WHAT IS BEING ASKED:
Copy out each line of the material below with no changes.

ENTRIES PROVIDED:
•••••

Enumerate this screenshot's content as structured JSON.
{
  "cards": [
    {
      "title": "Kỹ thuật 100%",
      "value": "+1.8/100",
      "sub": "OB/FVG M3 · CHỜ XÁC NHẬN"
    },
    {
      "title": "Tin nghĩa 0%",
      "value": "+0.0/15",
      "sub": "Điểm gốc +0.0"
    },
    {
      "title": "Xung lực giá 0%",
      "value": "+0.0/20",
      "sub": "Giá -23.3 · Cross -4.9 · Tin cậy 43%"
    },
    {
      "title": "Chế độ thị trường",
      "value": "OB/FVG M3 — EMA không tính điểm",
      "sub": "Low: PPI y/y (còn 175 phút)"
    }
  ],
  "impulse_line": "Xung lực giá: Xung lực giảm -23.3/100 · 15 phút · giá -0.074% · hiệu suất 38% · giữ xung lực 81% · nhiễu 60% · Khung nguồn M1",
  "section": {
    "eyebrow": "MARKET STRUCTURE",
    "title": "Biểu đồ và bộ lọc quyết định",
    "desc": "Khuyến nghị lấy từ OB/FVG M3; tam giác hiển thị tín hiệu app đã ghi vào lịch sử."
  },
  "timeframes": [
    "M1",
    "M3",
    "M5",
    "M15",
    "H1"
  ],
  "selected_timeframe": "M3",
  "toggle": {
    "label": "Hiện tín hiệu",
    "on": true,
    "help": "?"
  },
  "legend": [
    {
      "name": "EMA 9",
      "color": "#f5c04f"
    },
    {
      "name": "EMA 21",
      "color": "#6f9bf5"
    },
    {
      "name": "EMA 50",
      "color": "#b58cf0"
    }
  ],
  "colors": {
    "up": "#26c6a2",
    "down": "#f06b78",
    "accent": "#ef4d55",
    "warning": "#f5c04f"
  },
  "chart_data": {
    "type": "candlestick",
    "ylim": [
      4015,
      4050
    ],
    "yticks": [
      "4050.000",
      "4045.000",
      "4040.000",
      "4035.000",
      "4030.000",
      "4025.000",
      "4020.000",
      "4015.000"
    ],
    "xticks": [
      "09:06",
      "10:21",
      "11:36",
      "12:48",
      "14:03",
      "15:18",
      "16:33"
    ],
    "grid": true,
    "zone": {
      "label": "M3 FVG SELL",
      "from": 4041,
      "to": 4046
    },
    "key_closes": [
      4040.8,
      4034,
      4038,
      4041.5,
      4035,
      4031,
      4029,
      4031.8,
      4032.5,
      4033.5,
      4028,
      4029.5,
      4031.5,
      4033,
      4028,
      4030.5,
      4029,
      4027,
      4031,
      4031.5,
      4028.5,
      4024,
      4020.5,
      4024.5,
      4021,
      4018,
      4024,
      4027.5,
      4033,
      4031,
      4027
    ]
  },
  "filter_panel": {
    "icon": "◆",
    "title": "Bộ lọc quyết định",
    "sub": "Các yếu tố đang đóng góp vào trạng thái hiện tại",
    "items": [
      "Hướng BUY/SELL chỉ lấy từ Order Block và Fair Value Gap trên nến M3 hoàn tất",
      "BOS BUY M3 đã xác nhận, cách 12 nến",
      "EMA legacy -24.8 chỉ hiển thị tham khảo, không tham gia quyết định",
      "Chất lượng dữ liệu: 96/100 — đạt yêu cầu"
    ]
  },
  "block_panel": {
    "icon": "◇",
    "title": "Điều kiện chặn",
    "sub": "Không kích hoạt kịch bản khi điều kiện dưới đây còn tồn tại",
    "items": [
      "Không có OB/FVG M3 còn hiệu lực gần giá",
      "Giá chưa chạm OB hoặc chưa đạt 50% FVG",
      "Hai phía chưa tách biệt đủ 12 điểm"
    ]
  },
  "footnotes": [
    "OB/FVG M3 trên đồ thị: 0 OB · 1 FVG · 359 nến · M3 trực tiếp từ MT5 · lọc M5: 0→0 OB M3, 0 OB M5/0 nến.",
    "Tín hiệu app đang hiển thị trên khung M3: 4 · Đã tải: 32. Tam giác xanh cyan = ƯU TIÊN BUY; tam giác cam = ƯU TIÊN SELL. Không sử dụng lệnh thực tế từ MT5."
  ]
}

•••••

REPLY TO THE TASK:
Enumerate this screenshot's content as structured JSON.
{
  "cards": [
    {
      "title": "Kỹ thuật 100%",
      "value": "+1.8/100",
      "sub": "OB/FVG M3 · CHỜ XÁC NHẬN"
    },
    {
      "title": "Tin nghĩa 0%",
      "value": "+0.0/15",
      "sub": "Điểm gốc +0.0"
    },
    {
      "title": "Xung lực giá 0%",
      "value": "+0.0/20",
      "sub": "Giá -23.3 · Cross -4.9 · Tin cậy 43%"
    },
    {
      "title": "Chế độ thị trường",
      "value": "OB/FVG M3 — EMA không tính điểm",
      "sub": "Low: PPI y/y (còn 175 phút)"
    }
  ],
  "impulse_line": "Xung lực giá: Xung lực giảm -23.3/100 · 15 phút · giá -0.074% · hiệu suất 38% · giữ xung lực 81% · nhiễu 60% · Khung nguồn M1",
  "section": {
    "eyebrow": "MARKET STRUCTURE",
    "title": "Biểu đồ và bộ lọc quyết định",
    "desc": "Khuyến nghị lấy từ OB/FVG M3; tam giác hiển thị tín hiệu app đã ghi vào lịch sử."
  },
  "timeframes": [
    "M1",
    "M3",
    "M5",
    "M15",
    "H1"
  ],
  "selected_timeframe": "M3",
  "toggle": {
    "label": "Hiện tín hiệu",
    "on": true,
    "help": "?"
  },
  "legend": [
    {
      "name": "EMA 9",
      "color": "#f5c04f"
    },
    {
      "name": "EMA 21",
      "color": "#6f9bf5"
    },
    {
      "name": "EMA 50",
      "color": "#b58cf0"
    }
  ],
  "colors": {
    "up": "#26c6a2",
    "down": "#f06b78",
    "accent": "#ef4d55",
    "warning": "#f5c04f"
  },
  "chart_data": {
    "type": "candlestick",
    "ylim": [
      4015,
      4050
    ],
    "yticks": [
      "4050.000",
      "4045.000",
      "4040.000",
      "4035.000",
      "4030.000",
      "4025.000",
      "4020.000",
      "4015.000"
    ],
    "xticks": [
      "09:06",
      "10:21",
      "11:36",
      "12:48",
      "14:03",
      "15:18",
      "16:33"
    ],
    "grid": true,
    "zone": {
      "label": "M3 FVG SELL",
      "from": 4041,
      "to": 4046
    },
    "key_closes": [
      4040.8,
      4034,
      4038,
      4041.5,
      4035,
      4031,
      4029,
      4031.8,
      4032.5,
      4033.5,
      4028,
      4029.5,
      4031.5,
      4033,
      4028,
      4030.5,
      4029,
      4027,
      4031,
      4031.5,
      4028.5,
      4024,
      4020.5,
      4024.5,
      4021,
      4018,
      4024,
      4027.5,
      4033,
      4031,
      4027
    ]
  },
  "filter_panel": {
    "icon": "◆",
    "title": "Bộ lọc quyết định",
    "sub": "Các yếu tố đang đóng góp vào trạng thái hiện tại",
    "items": [
      "Hướng BUY/SELL chỉ lấy từ Order Block và Fair Value Gap trên nến M3 hoàn tất",
      "BOS BUY M3 đã xác nhận, cách 12 nến",
      "EMA legacy -24.8 chỉ hiển thị tham khảo, không tham gia quyết định",
      "Chất lượng dữ liệu: 96/100 — đạt yêu cầu"
    ]
  },
  "block_panel": {
    "icon": "◇",
    "title": "Điều kiện chặn",
    "sub": "Không kích hoạt kịch bản khi điều kiện dưới đây còn tồn tại",
    "items": [
      "Không có OB/FVG M3 còn hiệu lực gần giá",
      "Giá chưa chạm OB hoặc chưa đạt 50% FVG",
      "Hai phía chưa tách biệt đủ 12 điểm"
    ]
  },
  "footnotes": [
    "OB/FVG M3 trên đồ thị: 0 OB · 1 FVG · 359 nến · M3 trực tiếp từ MT5 · lọc M5: 0→0 OB M3, 0 OB M5/0 nến.",
    "Tín hiệu app đang hiển thị trên khung M3: 4 · Đã tải: 32. Tam giác xanh cyan = ƯU TIÊN BUY; tam giác cam = ƯU TIÊN SELL. Không sử dụng lệnh thực tế từ MT5."
  ]
}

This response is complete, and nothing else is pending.